# START OF EXERCISE DATA

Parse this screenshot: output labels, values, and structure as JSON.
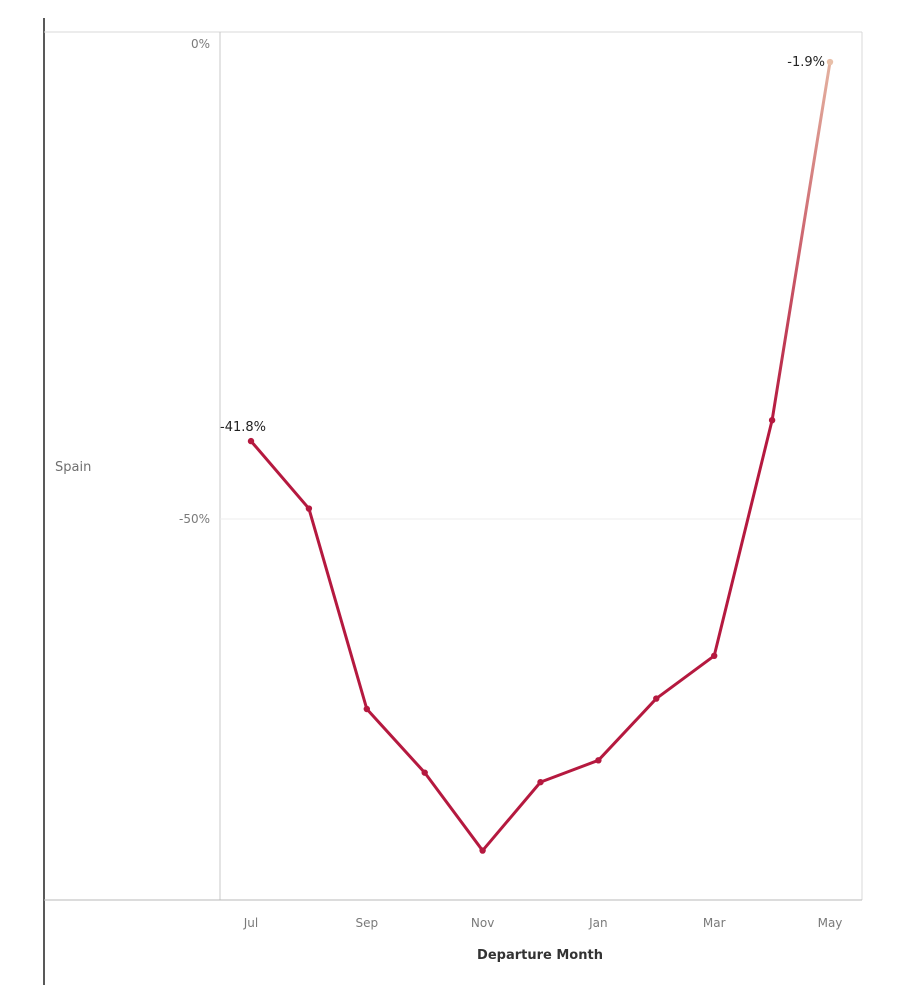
{
  "chart_data": {
    "type": "line",
    "row_label": "Spain",
    "xlabel": "Departure Month",
    "ylabel": "",
    "title": "",
    "ylim": [
      -90,
      0
    ],
    "y_ticks": [
      0,
      -50
    ],
    "y_tick_labels": [
      "0%",
      "-50%"
    ],
    "x_tick_labels": [
      "Jul",
      "Sep",
      "Nov",
      "Jan",
      "Mar",
      "May"
    ],
    "x_tick_index": [
      0,
      2,
      4,
      6,
      8,
      10
    ],
    "grid": true,
    "series": [
      {
        "x": [
          "Jul",
          "Aug",
          "Sep",
          "Oct",
          "Nov",
          "Dec",
          "Jan",
          "Feb",
          "Mar",
          "Apr",
          "May"
        ],
        "values": [
          -41.8,
          -48.9,
          -70.0,
          -76.7,
          -84.9,
          -77.7,
          -75.4,
          -68.9,
          -64.4,
          -39.6,
          -1.9
        ]
      }
    ],
    "data_labels": [
      {
        "index": 0,
        "text": "-41.8%"
      },
      {
        "index": 10,
        "text": "-1.9%"
      }
    ],
    "colors": {
      "line_main": "#b5193f",
      "line_end": "#e8bfa8",
      "axis": "#c8c8c8",
      "grid": "#ececec"
    }
  }
}
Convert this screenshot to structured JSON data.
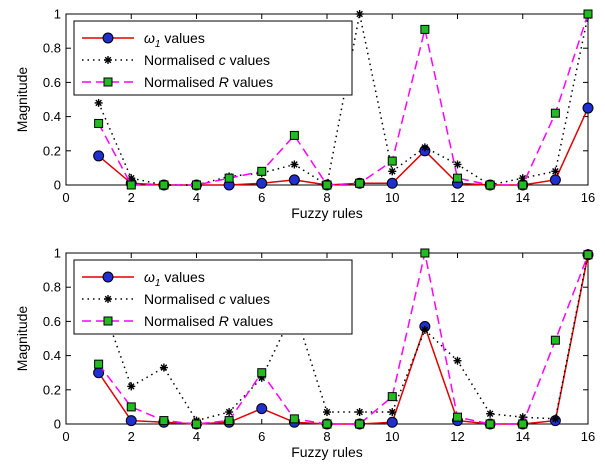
{
  "chart_data": [
    {
      "type": "line",
      "xlabel": "Fuzzy rules",
      "ylabel": "Magnitude",
      "xlim": [
        0,
        16
      ],
      "ylim": [
        0,
        1
      ],
      "xticks": [
        0,
        2,
        4,
        6,
        8,
        10,
        12,
        14,
        16
      ],
      "yticks": [
        0,
        0.2,
        0.4,
        0.6,
        0.8,
        1
      ],
      "xtick_labels": [
        "0",
        "2",
        "4",
        "6",
        "8",
        "10",
        "12",
        "14",
        "16"
      ],
      "ytick_labels": [
        "0",
        "0.2",
        "0.4",
        "0.6",
        "0.8",
        "1"
      ],
      "grid": false,
      "legend_position": "top-left",
      "x": [
        1,
        2,
        3,
        4,
        5,
        6,
        7,
        8,
        9,
        10,
        11,
        12,
        13,
        14,
        15,
        16
      ],
      "series": [
        {
          "legend": {
            "symbol": "ω",
            "sub": "1",
            "suffix": " values"
          },
          "style": "solid",
          "color": "#e00000",
          "marker": "circle",
          "marker_fill": "#1f2fd0",
          "values": [
            0.17,
            0.01,
            0.0,
            0.0,
            0.0,
            0.01,
            0.03,
            0.0,
            0.01,
            0.01,
            0.2,
            0.01,
            0.0,
            0.0,
            0.03,
            0.45
          ]
        },
        {
          "legend": {
            "prefix": "Normalised ",
            "symbol": "c",
            "suffix": " values"
          },
          "style": "dotted",
          "color": "#000000",
          "marker": "asterisk",
          "values": [
            0.48,
            0.04,
            0.0,
            0.0,
            0.05,
            0.07,
            0.12,
            0.0,
            1.0,
            0.08,
            0.22,
            0.12,
            0.0,
            0.04,
            0.08,
            0.99
          ]
        },
        {
          "legend": {
            "prefix": "Normalised ",
            "symbol": "R",
            "suffix": " values"
          },
          "style": "dashed",
          "color": "#ff00ff",
          "marker": "square",
          "marker_fill": "#22bb22",
          "values": [
            0.36,
            0.0,
            0.0,
            0.0,
            0.04,
            0.08,
            0.29,
            0.0,
            0.01,
            0.14,
            0.91,
            0.04,
            0.0,
            0.0,
            0.42,
            1.0
          ]
        }
      ]
    },
    {
      "type": "line",
      "xlabel": "Fuzzy rules",
      "ylabel": "Magnitude",
      "xlim": [
        0,
        16
      ],
      "ylim": [
        0,
        1
      ],
      "xticks": [
        0,
        2,
        4,
        6,
        8,
        10,
        12,
        14,
        16
      ],
      "yticks": [
        0,
        0.2,
        0.4,
        0.6,
        0.8,
        1
      ],
      "xtick_labels": [
        "0",
        "2",
        "4",
        "6",
        "8",
        "10",
        "12",
        "14",
        "16"
      ],
      "ytick_labels": [
        "0",
        "0.2",
        "0.4",
        "0.6",
        "0.8",
        "1"
      ],
      "grid": false,
      "legend_position": "top-left",
      "x": [
        1,
        2,
        3,
        4,
        5,
        6,
        7,
        8,
        9,
        10,
        11,
        12,
        13,
        14,
        15,
        16
      ],
      "series": [
        {
          "legend": {
            "symbol": "ω",
            "sub": "1",
            "suffix": " values"
          },
          "style": "solid",
          "color": "#e00000",
          "marker": "circle",
          "marker_fill": "#1f2fd0",
          "values": [
            0.3,
            0.02,
            0.01,
            0.0,
            0.01,
            0.09,
            0.01,
            0.0,
            0.0,
            0.01,
            0.57,
            0.02,
            0.0,
            0.0,
            0.02,
            0.99
          ]
        },
        {
          "legend": {
            "prefix": "Normalised ",
            "symbol": "c",
            "suffix": " values"
          },
          "style": "dotted",
          "color": "#000000",
          "marker": "asterisk",
          "values": [
            0.76,
            0.22,
            0.33,
            0.02,
            0.07,
            0.27,
            0.67,
            0.07,
            0.07,
            0.07,
            0.55,
            0.37,
            0.06,
            0.04,
            0.03,
            1.0
          ]
        },
        {
          "legend": {
            "prefix": "Normalised ",
            "symbol": "R",
            "suffix": " values"
          },
          "style": "dashed",
          "color": "#ff00ff",
          "marker": "square",
          "marker_fill": "#22bb22",
          "values": [
            0.35,
            0.1,
            0.02,
            0.0,
            0.02,
            0.3,
            0.03,
            0.0,
            0.0,
            0.16,
            1.0,
            0.04,
            0.0,
            0.0,
            0.49,
            0.99
          ]
        }
      ]
    }
  ]
}
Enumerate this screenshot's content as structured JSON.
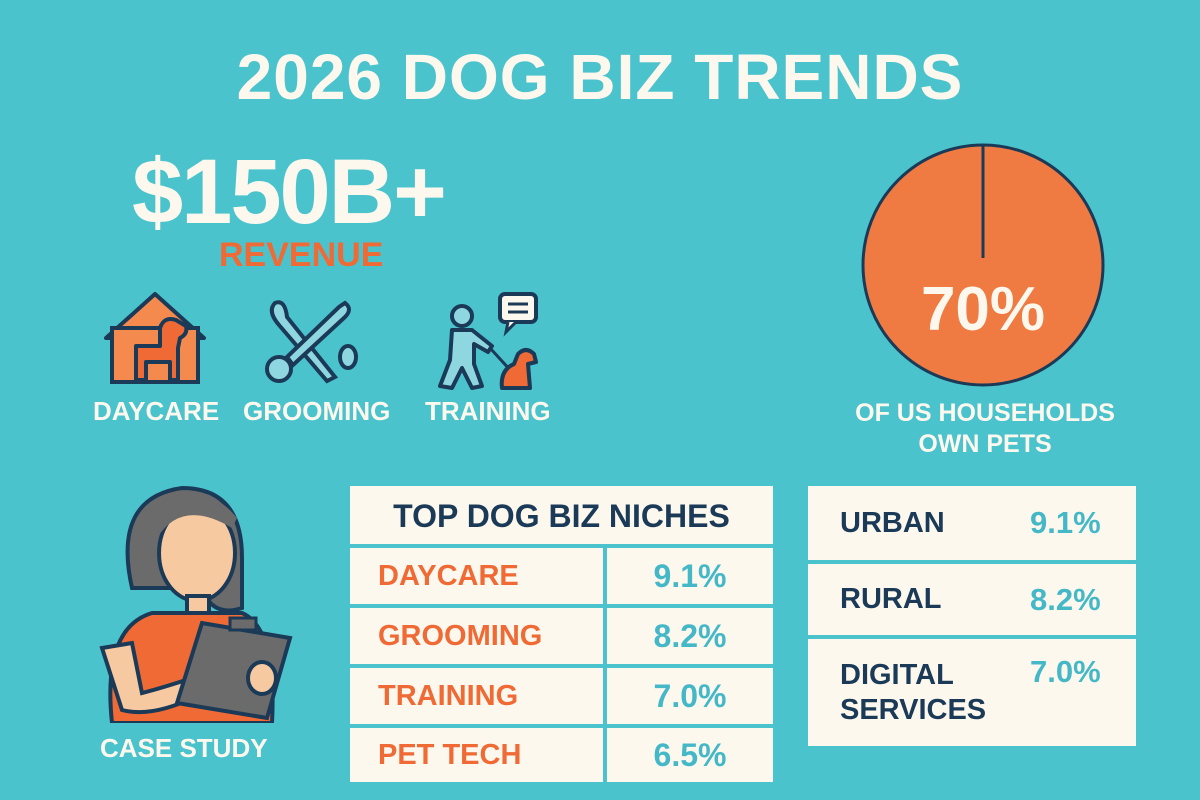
{
  "title": "2026 DOG BIZ TRENDS",
  "revenue": {
    "value": "$150B+",
    "label": "REVENUE"
  },
  "services": [
    {
      "label": "DAYCARE",
      "icon": "dog-house-icon"
    },
    {
      "label": "GROOMING",
      "icon": "scissors-icon"
    },
    {
      "label": "TRAINING",
      "icon": "trainer-with-dog-icon"
    }
  ],
  "households": {
    "percent": 70,
    "percent_label": "70%",
    "line1": "OF US HOUSEHOLDS",
    "line2": "OWN PETS"
  },
  "case_study": {
    "label": "CASE STUDY",
    "icon": "woman-with-clipboard-icon"
  },
  "niches": {
    "title": "TOP DOG BIZ NICHES",
    "rows": [
      {
        "name": "DAYCARE",
        "value": "9.1%"
      },
      {
        "name": "GROOMING",
        "value": "8.2%"
      },
      {
        "name": "TRAINING",
        "value": "7.0%"
      },
      {
        "name": "PET TECH",
        "value": "6.5%"
      }
    ]
  },
  "segments": {
    "rows": [
      {
        "name": "URBAN",
        "value": "9.1%"
      },
      {
        "name": "RURAL",
        "value": "8.2%"
      },
      {
        "name_line1": "DIGITAL",
        "name_line2": "SERVICES",
        "value": "7.0%"
      }
    ]
  },
  "colors": {
    "background": "#4bc3cd",
    "orange": "#ef6a35",
    "navy": "#1b3a57",
    "cream": "#fdf8ee",
    "teal_text": "#45b8c8"
  }
}
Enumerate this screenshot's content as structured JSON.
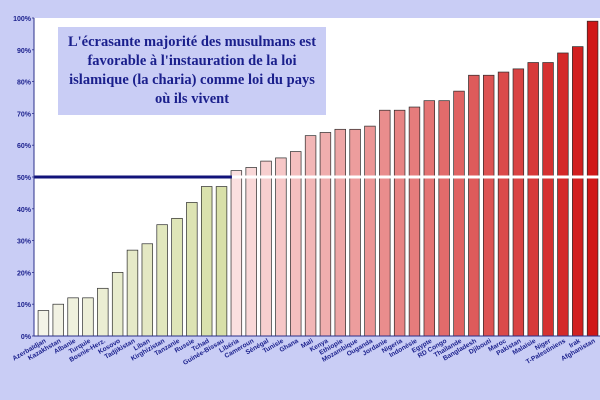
{
  "chart_data": {
    "type": "bar",
    "title": "L'écrasante majorité des musulmans est\nfavorable à l'instauration de la loi\nislamique (la charia) comme loi du pays\noù ils vivent",
    "categories": [
      "Azerbaïdjan",
      "Kazakhstan",
      "Albanie",
      "Turquie",
      "Bosnie-Herz.",
      "Kosovo",
      "Tadjikistan",
      "Liban",
      "Kirghizistan",
      "Tanzanie",
      "Russie",
      "Tchad",
      "Guinée-Bissau",
      "Libéria",
      "Cameroun",
      "Sénégal",
      "Tunisie",
      "Ghana",
      "Mali",
      "Kenya",
      "Ethiopie",
      "Mozambique",
      "Ouganda",
      "Jordanie",
      "Nigeria",
      "Indonésie",
      "Egypte",
      "RD Congo",
      "Thaïlande",
      "Bangladesh",
      "Djibouti",
      "Maroc",
      "Pakistan",
      "Malaisie",
      "Niger",
      "T-Palestiniens",
      "Irak",
      "Afghanistan"
    ],
    "values": [
      8,
      10,
      12,
      12,
      15,
      20,
      27,
      29,
      35,
      37,
      42,
      47,
      47,
      52,
      53,
      55,
      56,
      58,
      63,
      64,
      65,
      65,
      66,
      71,
      71,
      72,
      74,
      74,
      77,
      82,
      82,
      83,
      84,
      86,
      86,
      89,
      91,
      99
    ],
    "ylim": [
      0,
      100
    ],
    "yticks": [
      "0%",
      "10%",
      "20%",
      "30%",
      "40%",
      "50%",
      "60%",
      "70%",
      "80%",
      "90%",
      "100%"
    ],
    "reference_line": 50,
    "grid": false,
    "colors": {
      "background": "#c9cdf5",
      "plot": "#ffffff",
      "axis": "#2a2f8a",
      "text": "#1a1f8c",
      "reference_left": "#11137a",
      "reference_right": "#ffffff",
      "low_start": "#f4f4e8",
      "low_end": "#d8e0a8",
      "high_start": "#fbe0e0",
      "high_end": "#d01818"
    }
  }
}
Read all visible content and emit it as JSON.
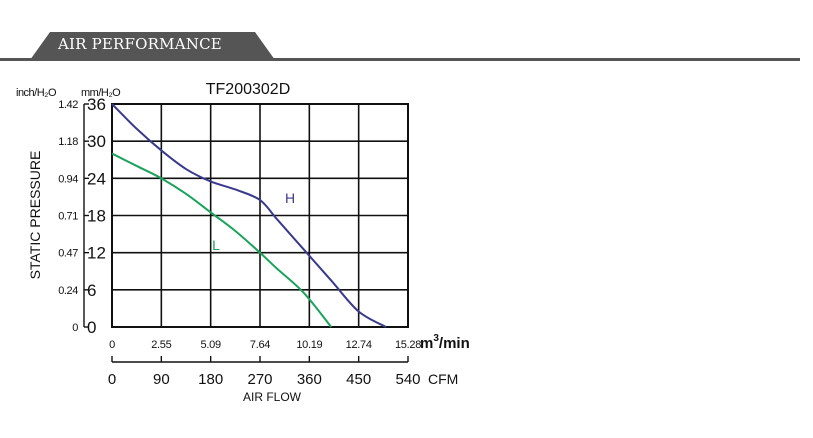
{
  "section": {
    "title": "AIR PERFORMANCE",
    "tab_color": "#555555"
  },
  "chart_data": {
    "type": "line",
    "title": "TF200302D",
    "ylabel": "STATIC PRESSURE",
    "xlabel": "AIR FLOW",
    "y_unit_left": "inch/H₂O",
    "y_unit_right": "mm/H₂O",
    "x_unit_top": "m³/min",
    "x_unit_top_base": "m",
    "x_unit_top_sup": "3",
    "x_unit_top_tail": "/min",
    "x_unit_bottom": "CFM",
    "ylim": [
      0,
      36
    ],
    "xlim": [
      0,
      540
    ],
    "y_ticks_mm": [
      "36",
      "30",
      "24",
      "18",
      "12",
      "6",
      "0"
    ],
    "y_ticks_mm_values": [
      36,
      30,
      24,
      18,
      12,
      6,
      0
    ],
    "y_ticks_inch": [
      "1.42",
      "1.18",
      "0.94",
      "0.71",
      "0.47",
      "0.24",
      "0"
    ],
    "x_ticks_m3min": [
      "0",
      "2.55",
      "5.09",
      "7.64",
      "10.19",
      "12.74",
      "15.28"
    ],
    "x_ticks_cfm": [
      "0",
      "90",
      "180",
      "270",
      "360",
      "450",
      "540"
    ],
    "x_ticks_cfm_values": [
      0,
      90,
      180,
      270,
      360,
      450,
      540
    ],
    "grid": true,
    "series": [
      {
        "name": "H",
        "color": "#3a3a8c",
        "x": [
          0,
          45,
          90,
          135,
          180,
          225,
          270,
          300,
          350,
          400,
          450,
          500
        ],
        "y": [
          36,
          32,
          28.5,
          25.5,
          23.5,
          22.2,
          20.5,
          17.5,
          12.5,
          7.5,
          2.5,
          0
        ]
      },
      {
        "name": "L",
        "color": "#1aa35a",
        "x": [
          0,
          45,
          90,
          135,
          180,
          225,
          270,
          300,
          350,
          400
        ],
        "y": [
          28,
          26,
          24,
          21.5,
          18.5,
          15.5,
          12,
          9.5,
          5.5,
          0
        ]
      }
    ]
  }
}
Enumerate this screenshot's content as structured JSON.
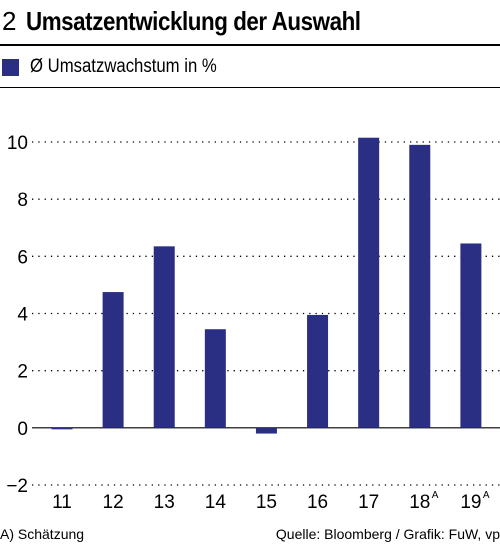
{
  "header": {
    "number": "2",
    "title": "Umsatzentwicklung der Auswahl"
  },
  "legend": {
    "label": "Ø Umsatzwachstum in %"
  },
  "footer": {
    "note": "A) Schätzung",
    "source": "Quelle: Bloomberg / Grafik: FuW, vp"
  },
  "colors": {
    "bar": "#2b2f84"
  },
  "chart_data": {
    "type": "bar",
    "categories": [
      "11",
      "12",
      "13",
      "14",
      "15",
      "16",
      "17",
      "18",
      "19"
    ],
    "category_superscripts": [
      "",
      "",
      "",
      "",
      "",
      "",
      "",
      "A",
      "A"
    ],
    "series": [
      {
        "name": "Ø Umsatzwachstum in %",
        "values": [
          -0.05,
          4.75,
          6.35,
          3.45,
          -0.2,
          3.95,
          10.15,
          9.9,
          6.45
        ]
      }
    ],
    "ylim": [
      -2,
      10
    ],
    "yticks": [
      -2,
      0,
      2,
      4,
      6,
      8,
      10
    ],
    "grid": true,
    "legend_position": "top-left"
  }
}
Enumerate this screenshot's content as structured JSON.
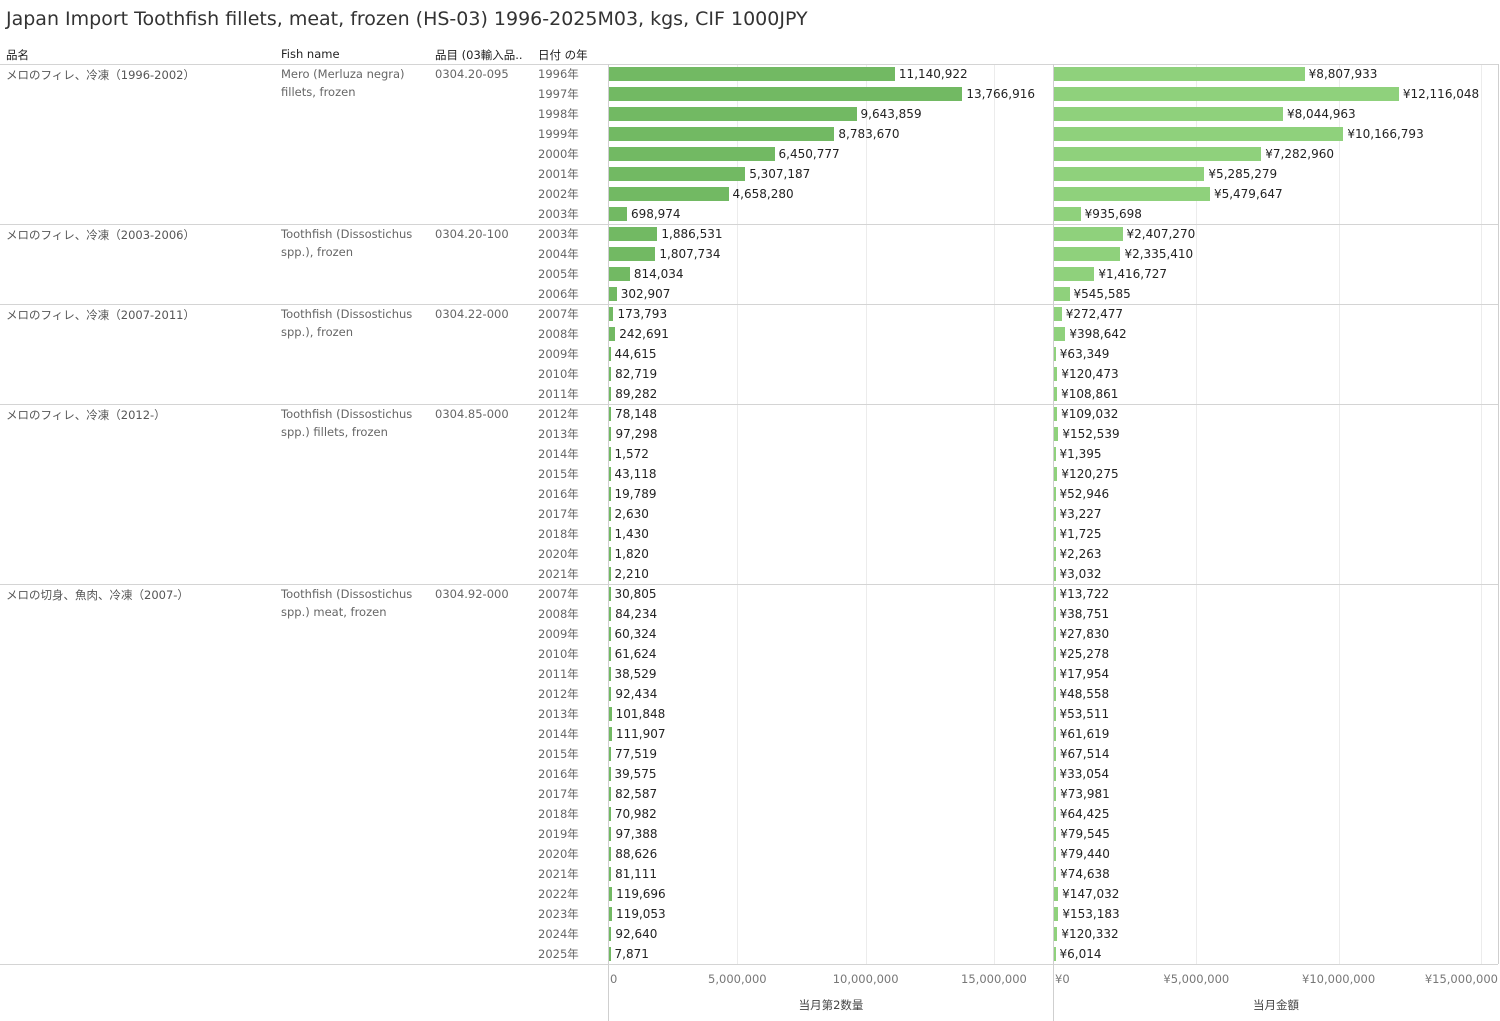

# END OF EXERCISE DATA

EXERCISE: Determine how many lines include the string "ylabel". Give no answer but the number.

FULL OUTPUT: 4